_Data provided_:
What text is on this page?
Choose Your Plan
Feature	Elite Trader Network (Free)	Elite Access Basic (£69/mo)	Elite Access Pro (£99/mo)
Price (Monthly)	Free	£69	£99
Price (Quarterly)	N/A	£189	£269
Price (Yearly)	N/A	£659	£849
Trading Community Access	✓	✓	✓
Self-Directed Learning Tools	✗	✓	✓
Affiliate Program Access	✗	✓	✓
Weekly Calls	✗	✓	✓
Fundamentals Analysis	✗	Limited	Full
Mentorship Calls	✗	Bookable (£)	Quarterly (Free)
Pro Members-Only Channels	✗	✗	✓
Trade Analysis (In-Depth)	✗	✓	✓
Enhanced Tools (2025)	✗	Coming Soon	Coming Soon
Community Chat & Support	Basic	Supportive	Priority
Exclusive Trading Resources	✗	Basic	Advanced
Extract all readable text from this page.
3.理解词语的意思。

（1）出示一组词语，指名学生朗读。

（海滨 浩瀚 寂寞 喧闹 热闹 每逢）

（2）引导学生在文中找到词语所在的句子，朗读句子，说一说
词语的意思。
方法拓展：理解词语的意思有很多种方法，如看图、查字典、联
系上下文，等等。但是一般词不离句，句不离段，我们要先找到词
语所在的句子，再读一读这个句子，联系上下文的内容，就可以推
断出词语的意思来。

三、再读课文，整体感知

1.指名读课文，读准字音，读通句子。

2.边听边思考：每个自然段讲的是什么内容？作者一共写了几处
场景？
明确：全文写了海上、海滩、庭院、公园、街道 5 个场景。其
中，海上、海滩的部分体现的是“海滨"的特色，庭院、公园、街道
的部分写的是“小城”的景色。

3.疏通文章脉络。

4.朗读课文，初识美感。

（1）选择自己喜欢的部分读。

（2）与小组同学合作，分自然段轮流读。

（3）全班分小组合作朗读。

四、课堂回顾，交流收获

_Problem statement_: Take every line above carrying "Calls" and return it.

_Answer to the problem_:
Weekly Calls	✗	✓	✓
Mentorship Calls	✗	Bookable (£)	Quarterly (Free)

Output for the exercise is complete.